(Data listing)
* START *

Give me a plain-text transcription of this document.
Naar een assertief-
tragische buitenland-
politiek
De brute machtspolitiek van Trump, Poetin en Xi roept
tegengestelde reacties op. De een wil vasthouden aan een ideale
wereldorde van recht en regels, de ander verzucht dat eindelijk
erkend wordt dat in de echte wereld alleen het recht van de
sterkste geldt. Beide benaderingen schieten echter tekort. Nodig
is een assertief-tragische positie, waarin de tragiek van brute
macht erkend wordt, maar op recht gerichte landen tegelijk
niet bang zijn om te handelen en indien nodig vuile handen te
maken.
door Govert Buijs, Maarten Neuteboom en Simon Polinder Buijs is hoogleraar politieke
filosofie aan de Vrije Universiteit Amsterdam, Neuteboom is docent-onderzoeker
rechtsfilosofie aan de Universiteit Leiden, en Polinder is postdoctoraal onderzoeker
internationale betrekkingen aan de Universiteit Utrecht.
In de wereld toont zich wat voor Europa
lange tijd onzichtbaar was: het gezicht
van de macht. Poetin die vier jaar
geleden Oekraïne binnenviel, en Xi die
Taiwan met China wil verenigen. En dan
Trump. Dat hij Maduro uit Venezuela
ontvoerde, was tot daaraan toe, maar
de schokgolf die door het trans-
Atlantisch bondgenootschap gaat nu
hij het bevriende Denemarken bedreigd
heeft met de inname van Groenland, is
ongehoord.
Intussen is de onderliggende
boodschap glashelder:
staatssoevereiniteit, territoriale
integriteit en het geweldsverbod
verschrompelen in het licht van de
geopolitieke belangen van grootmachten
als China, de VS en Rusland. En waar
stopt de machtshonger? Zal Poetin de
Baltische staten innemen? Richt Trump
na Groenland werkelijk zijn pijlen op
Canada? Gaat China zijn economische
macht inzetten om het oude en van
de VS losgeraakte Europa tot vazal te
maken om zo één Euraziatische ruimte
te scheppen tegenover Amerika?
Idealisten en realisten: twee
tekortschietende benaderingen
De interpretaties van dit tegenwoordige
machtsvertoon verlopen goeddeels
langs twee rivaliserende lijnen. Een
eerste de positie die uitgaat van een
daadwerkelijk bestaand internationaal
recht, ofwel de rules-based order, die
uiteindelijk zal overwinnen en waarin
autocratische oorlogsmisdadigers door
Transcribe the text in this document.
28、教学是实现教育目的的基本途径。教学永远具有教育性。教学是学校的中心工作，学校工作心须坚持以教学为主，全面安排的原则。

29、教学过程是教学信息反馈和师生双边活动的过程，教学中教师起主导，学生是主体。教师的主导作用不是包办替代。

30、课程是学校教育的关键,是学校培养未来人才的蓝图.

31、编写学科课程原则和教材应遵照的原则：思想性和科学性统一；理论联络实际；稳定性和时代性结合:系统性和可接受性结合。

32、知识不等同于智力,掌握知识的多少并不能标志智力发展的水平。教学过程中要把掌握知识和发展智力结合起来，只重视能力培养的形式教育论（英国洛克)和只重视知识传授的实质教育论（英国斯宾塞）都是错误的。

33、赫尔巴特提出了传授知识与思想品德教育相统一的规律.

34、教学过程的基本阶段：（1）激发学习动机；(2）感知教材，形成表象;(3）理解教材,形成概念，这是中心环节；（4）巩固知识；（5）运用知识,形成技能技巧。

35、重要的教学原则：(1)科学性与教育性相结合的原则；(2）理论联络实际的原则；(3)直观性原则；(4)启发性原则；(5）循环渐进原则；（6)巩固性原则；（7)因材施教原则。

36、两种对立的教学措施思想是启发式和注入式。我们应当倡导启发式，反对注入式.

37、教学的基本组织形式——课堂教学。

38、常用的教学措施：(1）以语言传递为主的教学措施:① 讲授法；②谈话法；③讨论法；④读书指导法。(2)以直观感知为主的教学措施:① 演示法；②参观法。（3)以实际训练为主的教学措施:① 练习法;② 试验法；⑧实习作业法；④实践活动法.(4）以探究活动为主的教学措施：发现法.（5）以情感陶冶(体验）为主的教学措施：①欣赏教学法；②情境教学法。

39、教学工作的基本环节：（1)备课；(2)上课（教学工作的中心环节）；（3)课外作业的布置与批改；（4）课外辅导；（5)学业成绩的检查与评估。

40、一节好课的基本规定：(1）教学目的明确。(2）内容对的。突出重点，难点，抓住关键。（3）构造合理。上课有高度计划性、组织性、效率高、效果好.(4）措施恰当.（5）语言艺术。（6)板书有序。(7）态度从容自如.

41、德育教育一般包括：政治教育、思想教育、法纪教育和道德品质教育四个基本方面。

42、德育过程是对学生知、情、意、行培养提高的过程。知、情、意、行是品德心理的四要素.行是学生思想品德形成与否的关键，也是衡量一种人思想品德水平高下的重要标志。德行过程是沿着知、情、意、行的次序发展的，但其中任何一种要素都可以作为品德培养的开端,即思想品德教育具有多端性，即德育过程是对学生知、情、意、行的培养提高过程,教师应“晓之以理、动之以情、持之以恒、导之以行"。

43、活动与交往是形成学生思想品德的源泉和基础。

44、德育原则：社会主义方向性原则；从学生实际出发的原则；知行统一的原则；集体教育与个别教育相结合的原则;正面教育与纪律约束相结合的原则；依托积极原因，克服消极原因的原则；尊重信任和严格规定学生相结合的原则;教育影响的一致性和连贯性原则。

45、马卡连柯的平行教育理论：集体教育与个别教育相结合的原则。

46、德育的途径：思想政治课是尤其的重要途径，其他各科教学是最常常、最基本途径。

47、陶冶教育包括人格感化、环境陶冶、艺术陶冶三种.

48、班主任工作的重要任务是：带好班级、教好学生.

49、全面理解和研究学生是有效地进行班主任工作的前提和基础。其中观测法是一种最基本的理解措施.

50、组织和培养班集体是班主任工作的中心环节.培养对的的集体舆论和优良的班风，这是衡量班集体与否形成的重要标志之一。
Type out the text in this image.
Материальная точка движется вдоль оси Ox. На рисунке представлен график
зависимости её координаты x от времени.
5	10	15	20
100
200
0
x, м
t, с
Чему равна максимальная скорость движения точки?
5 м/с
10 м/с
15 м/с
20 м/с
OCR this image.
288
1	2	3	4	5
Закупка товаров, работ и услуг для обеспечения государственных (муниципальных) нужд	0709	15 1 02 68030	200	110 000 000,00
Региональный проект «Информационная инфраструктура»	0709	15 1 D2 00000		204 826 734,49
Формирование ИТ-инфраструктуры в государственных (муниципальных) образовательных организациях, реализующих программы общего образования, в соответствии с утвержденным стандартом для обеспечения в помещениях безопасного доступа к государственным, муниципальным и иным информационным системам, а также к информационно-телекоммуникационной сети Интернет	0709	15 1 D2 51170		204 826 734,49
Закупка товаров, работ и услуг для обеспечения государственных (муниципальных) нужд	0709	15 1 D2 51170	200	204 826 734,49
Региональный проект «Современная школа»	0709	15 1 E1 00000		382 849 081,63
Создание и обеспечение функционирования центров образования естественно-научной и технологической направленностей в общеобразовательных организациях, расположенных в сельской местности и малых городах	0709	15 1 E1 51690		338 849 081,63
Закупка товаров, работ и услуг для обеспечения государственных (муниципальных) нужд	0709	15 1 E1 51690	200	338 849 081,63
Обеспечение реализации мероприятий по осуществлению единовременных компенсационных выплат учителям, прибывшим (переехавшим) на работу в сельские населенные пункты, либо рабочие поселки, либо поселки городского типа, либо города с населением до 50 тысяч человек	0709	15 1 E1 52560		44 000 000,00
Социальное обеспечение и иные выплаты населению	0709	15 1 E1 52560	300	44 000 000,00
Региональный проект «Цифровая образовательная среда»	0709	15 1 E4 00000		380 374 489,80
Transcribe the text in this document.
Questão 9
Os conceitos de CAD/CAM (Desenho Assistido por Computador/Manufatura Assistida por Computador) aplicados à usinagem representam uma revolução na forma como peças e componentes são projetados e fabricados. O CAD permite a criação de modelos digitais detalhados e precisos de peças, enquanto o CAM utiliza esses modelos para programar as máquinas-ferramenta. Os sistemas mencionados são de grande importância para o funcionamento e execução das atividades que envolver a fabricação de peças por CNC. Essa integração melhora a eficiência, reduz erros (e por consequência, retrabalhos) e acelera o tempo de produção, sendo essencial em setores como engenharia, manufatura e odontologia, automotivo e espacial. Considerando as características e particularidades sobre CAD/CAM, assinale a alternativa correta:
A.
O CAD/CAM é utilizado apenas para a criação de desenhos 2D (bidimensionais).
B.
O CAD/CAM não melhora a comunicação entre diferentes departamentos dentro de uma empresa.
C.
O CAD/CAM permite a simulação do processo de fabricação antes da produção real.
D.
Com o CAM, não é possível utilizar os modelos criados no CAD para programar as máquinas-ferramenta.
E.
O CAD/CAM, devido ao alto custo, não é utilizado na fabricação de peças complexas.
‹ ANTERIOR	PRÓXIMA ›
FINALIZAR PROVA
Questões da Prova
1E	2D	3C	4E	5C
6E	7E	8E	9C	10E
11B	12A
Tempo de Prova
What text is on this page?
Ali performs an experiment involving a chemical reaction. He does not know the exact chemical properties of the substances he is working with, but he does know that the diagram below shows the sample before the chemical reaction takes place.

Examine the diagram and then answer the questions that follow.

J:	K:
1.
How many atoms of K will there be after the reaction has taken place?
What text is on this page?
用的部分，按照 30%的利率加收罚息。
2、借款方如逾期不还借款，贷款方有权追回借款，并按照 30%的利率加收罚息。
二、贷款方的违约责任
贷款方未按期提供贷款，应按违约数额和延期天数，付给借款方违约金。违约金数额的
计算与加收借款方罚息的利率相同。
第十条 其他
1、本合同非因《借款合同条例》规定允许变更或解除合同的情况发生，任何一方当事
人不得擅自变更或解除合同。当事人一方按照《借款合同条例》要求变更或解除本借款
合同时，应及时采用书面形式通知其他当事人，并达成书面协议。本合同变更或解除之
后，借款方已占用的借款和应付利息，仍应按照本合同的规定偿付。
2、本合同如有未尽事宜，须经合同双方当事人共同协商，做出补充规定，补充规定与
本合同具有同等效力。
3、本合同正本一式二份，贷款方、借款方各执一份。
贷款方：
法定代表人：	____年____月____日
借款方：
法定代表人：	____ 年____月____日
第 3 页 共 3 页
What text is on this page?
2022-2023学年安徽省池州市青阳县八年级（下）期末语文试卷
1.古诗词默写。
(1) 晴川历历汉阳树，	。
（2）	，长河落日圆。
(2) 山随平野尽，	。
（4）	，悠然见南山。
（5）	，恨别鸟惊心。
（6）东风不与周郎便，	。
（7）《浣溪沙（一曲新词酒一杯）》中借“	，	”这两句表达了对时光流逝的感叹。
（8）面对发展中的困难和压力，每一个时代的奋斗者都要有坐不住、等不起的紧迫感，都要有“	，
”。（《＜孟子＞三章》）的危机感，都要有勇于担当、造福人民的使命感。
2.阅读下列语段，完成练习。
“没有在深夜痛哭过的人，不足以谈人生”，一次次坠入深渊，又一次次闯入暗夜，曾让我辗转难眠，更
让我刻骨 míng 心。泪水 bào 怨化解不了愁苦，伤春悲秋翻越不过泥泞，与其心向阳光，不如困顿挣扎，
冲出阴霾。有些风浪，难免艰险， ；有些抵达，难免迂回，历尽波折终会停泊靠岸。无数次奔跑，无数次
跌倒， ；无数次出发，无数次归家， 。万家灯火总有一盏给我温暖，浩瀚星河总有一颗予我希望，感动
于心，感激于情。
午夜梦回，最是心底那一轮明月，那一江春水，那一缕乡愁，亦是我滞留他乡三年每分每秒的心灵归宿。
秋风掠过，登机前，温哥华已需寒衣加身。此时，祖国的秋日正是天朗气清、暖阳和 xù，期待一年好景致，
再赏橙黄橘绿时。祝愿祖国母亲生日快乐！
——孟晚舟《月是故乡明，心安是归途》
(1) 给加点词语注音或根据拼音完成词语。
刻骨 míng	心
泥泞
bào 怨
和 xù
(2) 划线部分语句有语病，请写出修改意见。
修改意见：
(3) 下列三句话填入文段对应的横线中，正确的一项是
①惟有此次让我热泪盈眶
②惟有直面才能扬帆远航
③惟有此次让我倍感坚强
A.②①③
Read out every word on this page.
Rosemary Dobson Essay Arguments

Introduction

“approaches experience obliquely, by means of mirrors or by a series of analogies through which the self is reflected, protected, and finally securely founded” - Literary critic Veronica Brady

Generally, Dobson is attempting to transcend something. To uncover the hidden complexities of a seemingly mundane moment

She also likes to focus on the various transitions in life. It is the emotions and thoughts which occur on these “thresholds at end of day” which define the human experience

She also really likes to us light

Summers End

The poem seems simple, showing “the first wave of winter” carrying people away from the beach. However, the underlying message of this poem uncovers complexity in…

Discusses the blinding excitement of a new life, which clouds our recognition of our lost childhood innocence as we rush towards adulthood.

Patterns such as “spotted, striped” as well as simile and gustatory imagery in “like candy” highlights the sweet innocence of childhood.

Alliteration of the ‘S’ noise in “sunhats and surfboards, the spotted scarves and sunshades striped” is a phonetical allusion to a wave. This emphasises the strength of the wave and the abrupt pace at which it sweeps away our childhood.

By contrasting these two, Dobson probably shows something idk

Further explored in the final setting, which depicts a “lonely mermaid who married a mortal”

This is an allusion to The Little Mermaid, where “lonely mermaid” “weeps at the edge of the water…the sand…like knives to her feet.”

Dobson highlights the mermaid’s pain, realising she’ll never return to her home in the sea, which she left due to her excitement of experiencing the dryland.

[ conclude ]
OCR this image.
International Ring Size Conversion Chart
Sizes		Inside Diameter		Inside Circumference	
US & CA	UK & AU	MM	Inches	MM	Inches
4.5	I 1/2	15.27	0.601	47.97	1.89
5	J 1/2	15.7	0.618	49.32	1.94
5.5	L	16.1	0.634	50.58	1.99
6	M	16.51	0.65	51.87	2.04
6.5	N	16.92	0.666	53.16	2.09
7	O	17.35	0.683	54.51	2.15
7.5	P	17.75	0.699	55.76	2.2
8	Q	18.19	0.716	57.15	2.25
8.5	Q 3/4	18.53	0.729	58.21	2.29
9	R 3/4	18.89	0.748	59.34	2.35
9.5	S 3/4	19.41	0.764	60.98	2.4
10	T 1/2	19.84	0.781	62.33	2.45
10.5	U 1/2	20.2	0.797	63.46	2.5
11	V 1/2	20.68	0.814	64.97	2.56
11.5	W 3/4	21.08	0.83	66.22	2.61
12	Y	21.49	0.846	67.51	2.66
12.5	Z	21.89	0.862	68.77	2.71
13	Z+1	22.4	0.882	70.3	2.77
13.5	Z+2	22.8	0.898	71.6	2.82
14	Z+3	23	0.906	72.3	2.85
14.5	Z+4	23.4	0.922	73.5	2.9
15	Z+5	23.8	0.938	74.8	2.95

* END *

Using the listing, copy every line where the word "Groenland" shows up.

◆ Finished answer ◆
heeft met de inname van Groenland, is
na Groenland werkelijk zijn pijlen op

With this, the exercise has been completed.